+++ INPUT ROWS
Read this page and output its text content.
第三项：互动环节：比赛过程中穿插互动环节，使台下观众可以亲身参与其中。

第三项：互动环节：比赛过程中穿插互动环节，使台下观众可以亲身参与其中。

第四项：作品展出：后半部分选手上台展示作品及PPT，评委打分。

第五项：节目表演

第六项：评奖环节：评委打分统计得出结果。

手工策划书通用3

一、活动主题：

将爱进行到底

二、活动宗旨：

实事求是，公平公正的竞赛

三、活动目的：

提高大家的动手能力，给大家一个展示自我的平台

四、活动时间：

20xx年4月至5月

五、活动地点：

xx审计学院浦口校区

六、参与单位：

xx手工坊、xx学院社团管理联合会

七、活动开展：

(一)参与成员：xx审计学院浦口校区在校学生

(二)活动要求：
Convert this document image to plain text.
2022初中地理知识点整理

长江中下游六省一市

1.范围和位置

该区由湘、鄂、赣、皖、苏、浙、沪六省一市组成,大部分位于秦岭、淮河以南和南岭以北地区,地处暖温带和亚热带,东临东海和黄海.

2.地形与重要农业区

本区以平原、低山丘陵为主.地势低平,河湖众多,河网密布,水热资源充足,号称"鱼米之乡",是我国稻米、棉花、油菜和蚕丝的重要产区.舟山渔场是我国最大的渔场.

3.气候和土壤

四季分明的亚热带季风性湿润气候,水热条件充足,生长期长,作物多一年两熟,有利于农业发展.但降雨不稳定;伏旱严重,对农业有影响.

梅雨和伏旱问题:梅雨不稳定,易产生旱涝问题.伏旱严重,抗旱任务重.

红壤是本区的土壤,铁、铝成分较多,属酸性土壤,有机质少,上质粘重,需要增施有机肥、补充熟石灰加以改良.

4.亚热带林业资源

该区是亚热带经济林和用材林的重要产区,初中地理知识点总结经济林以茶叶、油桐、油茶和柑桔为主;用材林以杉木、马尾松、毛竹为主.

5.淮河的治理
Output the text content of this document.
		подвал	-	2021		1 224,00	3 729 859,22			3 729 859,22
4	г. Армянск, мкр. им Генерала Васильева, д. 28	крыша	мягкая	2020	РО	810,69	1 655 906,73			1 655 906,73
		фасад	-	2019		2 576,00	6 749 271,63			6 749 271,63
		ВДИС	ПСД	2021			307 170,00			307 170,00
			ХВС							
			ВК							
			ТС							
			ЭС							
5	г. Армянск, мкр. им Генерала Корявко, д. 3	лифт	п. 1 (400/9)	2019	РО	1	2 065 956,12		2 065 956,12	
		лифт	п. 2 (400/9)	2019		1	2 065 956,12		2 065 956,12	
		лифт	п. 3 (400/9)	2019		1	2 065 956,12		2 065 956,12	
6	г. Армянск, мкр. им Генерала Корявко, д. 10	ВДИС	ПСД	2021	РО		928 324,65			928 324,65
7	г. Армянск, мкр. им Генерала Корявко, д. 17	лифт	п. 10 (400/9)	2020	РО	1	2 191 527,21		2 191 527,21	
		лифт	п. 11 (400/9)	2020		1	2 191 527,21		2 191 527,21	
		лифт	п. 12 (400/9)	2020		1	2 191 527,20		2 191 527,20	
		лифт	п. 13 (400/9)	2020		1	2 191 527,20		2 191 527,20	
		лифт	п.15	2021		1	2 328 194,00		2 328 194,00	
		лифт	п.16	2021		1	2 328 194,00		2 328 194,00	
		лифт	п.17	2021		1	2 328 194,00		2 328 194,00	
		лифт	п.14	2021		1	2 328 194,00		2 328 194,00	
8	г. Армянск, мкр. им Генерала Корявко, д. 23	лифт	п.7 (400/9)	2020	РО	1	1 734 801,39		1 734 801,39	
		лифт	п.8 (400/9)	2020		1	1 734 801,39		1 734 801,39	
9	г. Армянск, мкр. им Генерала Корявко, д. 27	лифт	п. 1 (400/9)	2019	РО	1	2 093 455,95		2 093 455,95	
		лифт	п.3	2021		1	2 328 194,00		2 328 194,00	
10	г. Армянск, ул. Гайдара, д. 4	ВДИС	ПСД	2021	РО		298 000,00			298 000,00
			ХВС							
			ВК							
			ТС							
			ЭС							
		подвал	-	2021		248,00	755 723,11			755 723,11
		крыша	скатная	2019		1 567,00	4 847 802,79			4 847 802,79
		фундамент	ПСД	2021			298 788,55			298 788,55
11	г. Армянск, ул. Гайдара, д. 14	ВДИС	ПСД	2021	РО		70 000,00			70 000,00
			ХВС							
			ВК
++++++
### TASK INSTRUCTIONS
Return all the data exactly as given.

### RESPONSE TO THE TASK
Read this page and output its text content.
第三项：互动环节：比赛过程中穿插互动环节，使台下观众可以亲身参与其中。

第三项：互动环节：比赛过程中穿插互动环节，使台下观众可以亲身参与其中。

第四项：作品展出：后半部分选手上台展示作品及PPT，评委打分。

第五项：节目表演

第六项：评奖环节：评委打分统计得出结果。

手工策划书通用3

一、活动主题：

将爱进行到底

二、活动宗旨：

实事求是，公平公正的竞赛

三、活动目的：

提高大家的动手能力，给大家一个展示自我的平台

四、活动时间：

20xx年4月至5月

五、活动地点：

xx审计学院浦口校区

六、参与单位：

xx手工坊、xx学院社团管理联合会

七、活动开展：

(一)参与成员：xx审计学院浦口校区在校学生

(二)活动要求：
Convert this document image to plain text.
2022初中地理知识点整理

长江中下游六省一市

1.范围和位置

该区由湘、鄂、赣、皖、苏、浙、沪六省一市组成,大部分位于秦岭、淮河以南和南岭以北地区,地处暖温带和亚热带,东临东海和黄海.

2.地形与重要农业区

本区以平原、低山丘陵为主.地势低平,河湖众多,河网密布,水热资源充足,号称"鱼米之乡",是我国稻米、棉花、油菜和蚕丝的重要产区.舟山渔场是我国最大的渔场.

3.气候和土壤

四季分明的亚热带季风性湿润气候,水热条件充足,生长期长,作物多一年两熟,有利于农业发展.但降雨不稳定;伏旱严重,对农业有影响.

梅雨和伏旱问题:梅雨不稳定,易产生旱涝问题.伏旱严重,抗旱任务重.

红壤是本区的土壤,铁、铝成分较多,属酸性土壤,有机质少,上质粘重,需要增施有机肥、补充熟石灰加以改良.

4.亚热带林业资源

该区是亚热带经济林和用材林的重要产区,初中地理知识点总结经济林以茶叶、油桐、油茶和柑桔为主;用材林以杉木、马尾松、毛竹为主.

5.淮河的治理
Output the text content of this document.
		подвал	-	2021		1 224,00	3 729 859,22			3 729 859,22
4	г. Армянск, мкр. им Генерала Васильева, д. 28	крыша	мягкая	2020	РО	810,69	1 655 906,73			1 655 906,73
		фасад	-	2019		2 576,00	6 749 271,63			6 749 271,63
		ВДИС	ПСД	2021			307 170,00			307 170,00
			ХВС							
			ВК							
			ТС							
			ЭС							
5	г. Армянск, мкр. им Генерала Корявко, д. 3	лифт	п. 1 (400/9)	2019	РО	1	2 065 956,12		2 065 956,12	
		лифт	п. 2 (400/9)	2019		1	2 065 956,12		2 065 956,12	
		лифт	п. 3 (400/9)	2019		1	2 065 956,12		2 065 956,12	
6	г. Армянск, мкр. им Генерала Корявко, д. 10	ВДИС	ПСД	2021	РО		928 324,65			928 324,65
7	г. Армянск, мкр. им Генерала Корявко, д. 17	лифт	п. 10 (400/9)	2020	РО	1	2 191 527,21		2 191 527,21	
		лифт	п. 11 (400/9)	2020		1	2 191 527,21		2 191 527,21	
		лифт	п. 12 (400/9)	2020		1	2 191 527,20		2 191 527,20	
		лифт	п. 13 (400/9)	2020		1	2 191 527,20		2 191 527,20	
		лифт	п.15	2021		1	2 328 194,00		2 328 194,00	
		лифт	п.16	2021		1	2 328 194,00		2 328 194,00	
		лифт	п.17	2021		1	2 328 194,00		2 328 194,00	
		лифт	п.14	2021		1	2 328 194,00		2 328 194,00	
8	г. Армянск, мкр. им Генерала Корявко, д. 23	лифт	п.7 (400/9)	2020	РО	1	1 734 801,39		1 734 801,39	
		лифт	п.8 (400/9)	2020		1	1 734 801,39		1 734 801,39	
9	г. Армянск, мкр. им Генерала Корявко, д. 27	лифт	п. 1 (400/9)	2019	РО	1	2 093 455,95		2 093 455,95	
		лифт	п.3	2021		1	2 328 194,00		2 328 194,00	
10	г. Армянск, ул. Гайдара, д. 4	ВДИС	ПСД	2021	РО		298 000,00			298 000,00
			ХВС							
			ВК							
			ТС							
			ЭС							
		подвал	-	2021		248,00	755 723,11			755 723,11
		крыша	скатная	2019		1 567,00	4 847 802,79			4 847 802,79
		фундамент	ПСД	2021			298 788,55			298 788,55
11	г. Армянск, ул. Гайдара, д. 14	ВДИС	ПСД	2021	РО		70 000,00			70 000,00
			ХВС							
			ВК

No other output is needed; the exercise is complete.